--- start ---

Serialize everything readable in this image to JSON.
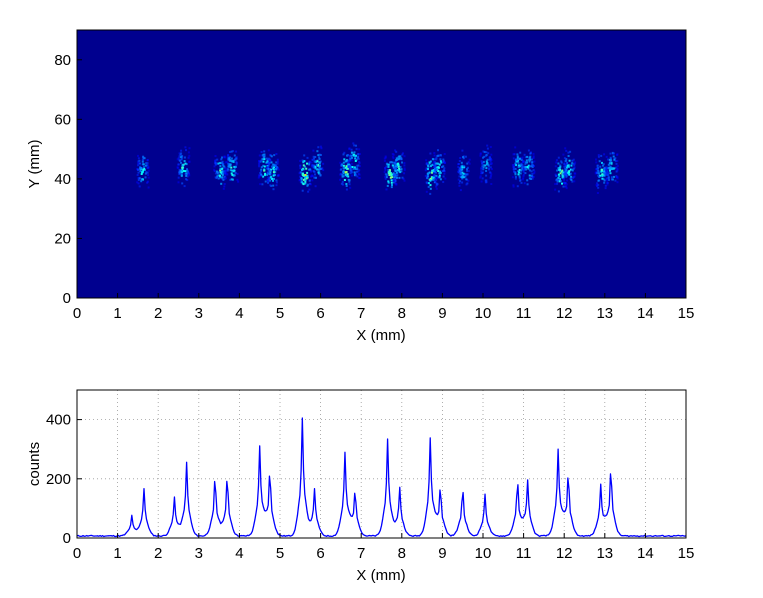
{
  "chart_data": [
    {
      "type": "heatmap",
      "title": "",
      "xlabel": "X (mm)",
      "ylabel": "Y (mm)",
      "xlim": [
        0,
        15
      ],
      "ylim": [
        0,
        90
      ],
      "xticks": [
        "0",
        "1",
        "2",
        "3",
        "4",
        "5",
        "6",
        "7",
        "8",
        "9",
        "10",
        "11",
        "12",
        "13",
        "14",
        "15"
      ],
      "yticks": [
        "0",
        "20",
        "40",
        "60",
        "80"
      ],
      "colormap": "jet",
      "background_color": "#00008f",
      "grid": false,
      "hotspots": [
        {
          "x": 1.6,
          "y": 43,
          "intensity": 0.55
        },
        {
          "x": 2.6,
          "y": 44,
          "intensity": 0.65
        },
        {
          "x": 3.5,
          "y": 43,
          "intensity": 0.6
        },
        {
          "x": 3.8,
          "y": 44,
          "intensity": 0.6
        },
        {
          "x": 4.6,
          "y": 44,
          "intensity": 0.7
        },
        {
          "x": 4.8,
          "y": 43,
          "intensity": 0.6
        },
        {
          "x": 5.6,
          "y": 42,
          "intensity": 0.9
        },
        {
          "x": 5.9,
          "y": 45,
          "intensity": 0.55
        },
        {
          "x": 6.6,
          "y": 43,
          "intensity": 0.8
        },
        {
          "x": 6.8,
          "y": 46,
          "intensity": 0.6
        },
        {
          "x": 7.7,
          "y": 42,
          "intensity": 0.8
        },
        {
          "x": 7.9,
          "y": 44,
          "intensity": 0.55
        },
        {
          "x": 8.7,
          "y": 42,
          "intensity": 0.85
        },
        {
          "x": 8.9,
          "y": 44,
          "intensity": 0.6
        },
        {
          "x": 9.5,
          "y": 43,
          "intensity": 0.5
        },
        {
          "x": 10.05,
          "y": 45,
          "intensity": 0.4
        },
        {
          "x": 10.85,
          "y": 44,
          "intensity": 0.55
        },
        {
          "x": 11.1,
          "y": 44,
          "intensity": 0.55
        },
        {
          "x": 11.9,
          "y": 42,
          "intensity": 0.7
        },
        {
          "x": 12.1,
          "y": 44,
          "intensity": 0.55
        },
        {
          "x": 12.9,
          "y": 42,
          "intensity": 0.6
        },
        {
          "x": 13.15,
          "y": 44,
          "intensity": 0.55
        }
      ]
    },
    {
      "type": "line",
      "title": "",
      "xlabel": "X (mm)",
      "ylabel": "counts",
      "xlim": [
        0,
        15
      ],
      "ylim": [
        0,
        500
      ],
      "xticks": [
        "0",
        "1",
        "2",
        "3",
        "4",
        "5",
        "6",
        "7",
        "8",
        "9",
        "10",
        "11",
        "12",
        "13",
        "14",
        "15"
      ],
      "yticks": [
        "0",
        "200",
        "400"
      ],
      "grid": true,
      "color": "#0000ff",
      "baseline": 5,
      "peaks": [
        {
          "x": 1.35,
          "y": 70
        },
        {
          "x": 1.65,
          "y": 165
        },
        {
          "x": 2.4,
          "y": 135
        },
        {
          "x": 2.7,
          "y": 255
        },
        {
          "x": 3.4,
          "y": 205
        },
        {
          "x": 3.7,
          "y": 205
        },
        {
          "x": 4.5,
          "y": 310
        },
        {
          "x": 4.75,
          "y": 225
        },
        {
          "x": 5.55,
          "y": 410
        },
        {
          "x": 5.85,
          "y": 165
        },
        {
          "x": 6.6,
          "y": 290
        },
        {
          "x": 6.85,
          "y": 160
        },
        {
          "x": 7.65,
          "y": 335
        },
        {
          "x": 7.95,
          "y": 170
        },
        {
          "x": 8.7,
          "y": 340
        },
        {
          "x": 8.95,
          "y": 170
        },
        {
          "x": 9.5,
          "y": 165
        },
        {
          "x": 10.05,
          "y": 145
        },
        {
          "x": 10.85,
          "y": 190
        },
        {
          "x": 11.1,
          "y": 195
        },
        {
          "x": 11.85,
          "y": 300
        },
        {
          "x": 12.1,
          "y": 215
        },
        {
          "x": 12.9,
          "y": 180
        },
        {
          "x": 13.15,
          "y": 235
        }
      ]
    }
  ]
}
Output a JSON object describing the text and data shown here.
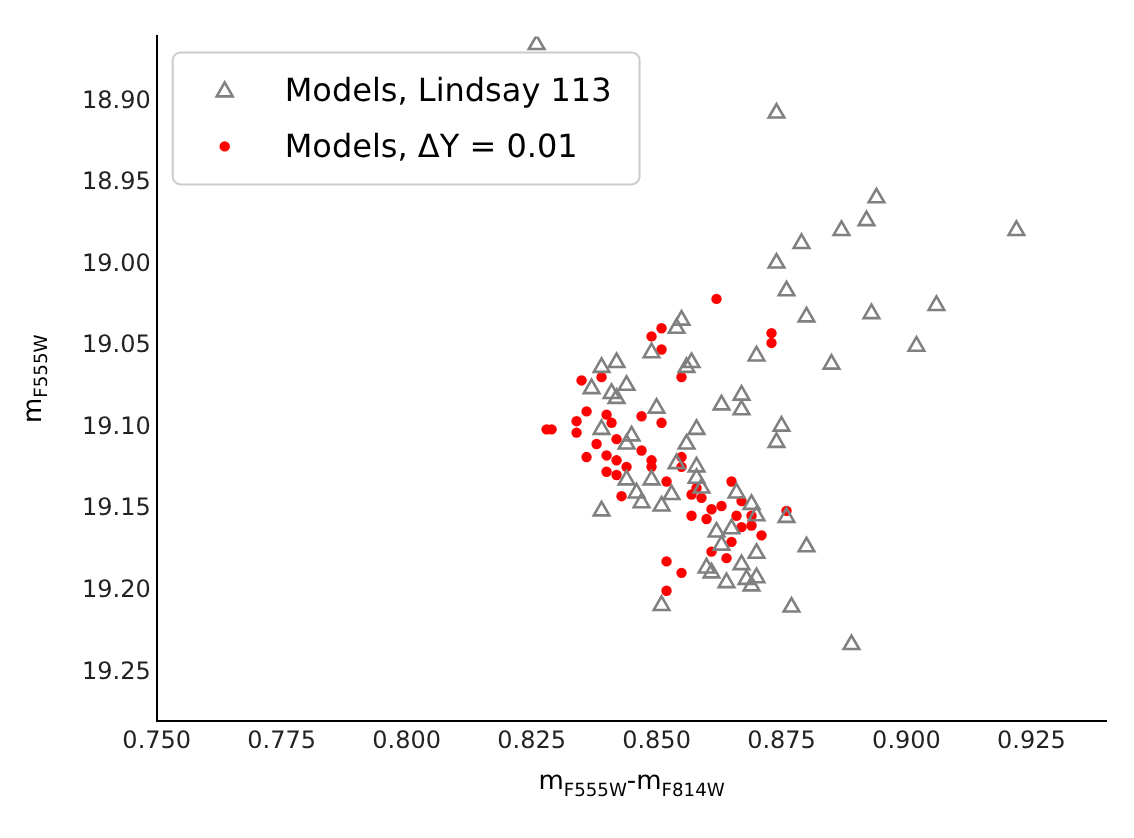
{
  "chart_data": {
    "type": "scatter",
    "xlabel": "m$_{F555W}$-m$_{F814W}$",
    "ylabel": "m$_{F555W}$",
    "xlim": [
      0.75,
      0.94
    ],
    "xticks": [
      {
        "value": 0.75,
        "label": "0.750"
      },
      {
        "value": 0.775,
        "label": "0.775"
      },
      {
        "value": 0.8,
        "label": "0.800"
      },
      {
        "value": 0.825,
        "label": "0.825"
      },
      {
        "value": 0.85,
        "label": "0.850"
      },
      {
        "value": 0.875,
        "label": "0.875"
      },
      {
        "value": 0.9,
        "label": "0.900"
      },
      {
        "value": 0.925,
        "label": "0.925"
      }
    ],
    "ylim": [
      19.28,
      18.86
    ],
    "yticks": [
      {
        "value": 18.9,
        "label": "18.90"
      },
      {
        "value": 18.95,
        "label": "18.95"
      },
      {
        "value": 19.0,
        "label": "19.00"
      },
      {
        "value": 19.05,
        "label": "19.05"
      },
      {
        "value": 19.1,
        "label": "19.10"
      },
      {
        "value": 19.15,
        "label": "19.15"
      },
      {
        "value": 19.2,
        "label": "19.20"
      },
      {
        "value": 19.25,
        "label": "19.25"
      }
    ],
    "grid": false,
    "legend": "top left",
    "series": [
      {
        "name": "Models, Lindsay 113",
        "color": "#808080",
        "marker": "triangle",
        "x": [
          0.826,
          0.874,
          0.894,
          0.892,
          0.887,
          0.879,
          0.922,
          0.874,
          0.876,
          0.88,
          0.893,
          0.906,
          0.902,
          0.885,
          0.87,
          0.855,
          0.854,
          0.849,
          0.839,
          0.842,
          0.857,
          0.856,
          0.837,
          0.844,
          0.841,
          0.842,
          0.85,
          0.863,
          0.867,
          0.867,
          0.839,
          0.845,
          0.858,
          0.844,
          0.856,
          0.875,
          0.874,
          0.858,
          0.854,
          0.858,
          0.844,
          0.849,
          0.859,
          0.846,
          0.853,
          0.866,
          0.839,
          0.851,
          0.869,
          0.847,
          0.87,
          0.876,
          0.88,
          0.862,
          0.865,
          0.863,
          0.87,
          0.867,
          0.86,
          0.861,
          0.864,
          0.868,
          0.87,
          0.869,
          0.877,
          0.889,
          0.851
        ],
        "values": [
          18.865,
          18.907,
          18.959,
          18.973,
          18.979,
          18.987,
          18.979,
          18.999,
          19.016,
          19.032,
          19.03,
          19.025,
          19.05,
          19.061,
          19.056,
          19.034,
          19.039,
          19.054,
          19.063,
          19.06,
          19.06,
          19.063,
          19.076,
          19.074,
          19.079,
          19.082,
          19.088,
          19.086,
          19.08,
          19.089,
          19.101,
          19.105,
          19.101,
          19.11,
          19.11,
          19.099,
          19.109,
          19.124,
          19.122,
          19.131,
          19.132,
          19.132,
          19.137,
          19.14,
          19.141,
          19.14,
          19.151,
          19.148,
          19.147,
          19.146,
          19.154,
          19.155,
          19.173,
          19.164,
          19.162,
          19.172,
          19.177,
          19.184,
          19.186,
          19.189,
          19.195,
          19.193,
          19.192,
          19.197,
          19.21,
          19.233,
          19.209
        ]
      },
      {
        "name": "Models, ΔY = 0.01",
        "color": "#ff0000",
        "marker": "circle",
        "x": [
          0.862,
          0.849,
          0.851,
          0.851,
          0.873,
          0.873,
          0.855,
          0.835,
          0.839,
          0.829,
          0.828,
          0.834,
          0.836,
          0.84,
          0.841,
          0.847,
          0.851,
          0.834,
          0.838,
          0.842,
          0.847,
          0.836,
          0.84,
          0.84,
          0.842,
          0.844,
          0.842,
          0.849,
          0.849,
          0.855,
          0.855,
          0.852,
          0.858,
          0.857,
          0.859,
          0.865,
          0.867,
          0.843,
          0.876,
          0.861,
          0.857,
          0.86,
          0.863,
          0.869,
          0.866,
          0.867,
          0.869,
          0.871,
          0.865,
          0.861,
          0.864,
          0.855,
          0.852,
          0.852
        ],
        "values": [
          19.021,
          19.044,
          19.039,
          19.052,
          19.042,
          19.048,
          19.069,
          19.071,
          19.069,
          19.101,
          19.101,
          19.096,
          19.09,
          19.092,
          19.097,
          19.093,
          19.097,
          19.103,
          19.11,
          19.107,
          19.114,
          19.118,
          19.117,
          19.127,
          19.12,
          19.124,
          19.129,
          19.12,
          19.124,
          19.118,
          19.124,
          19.133,
          19.137,
          19.141,
          19.143,
          19.133,
          19.145,
          19.142,
          19.151,
          19.15,
          19.154,
          19.156,
          19.148,
          19.154,
          19.154,
          19.161,
          19.16,
          19.166,
          19.17,
          19.176,
          19.18,
          19.189,
          19.182,
          19.2
        ]
      }
    ]
  }
}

--- end ---

WHAT TO WORK ON – Going over the lines above, work out how many include "Models", then give only that number.

SOLUTION – 2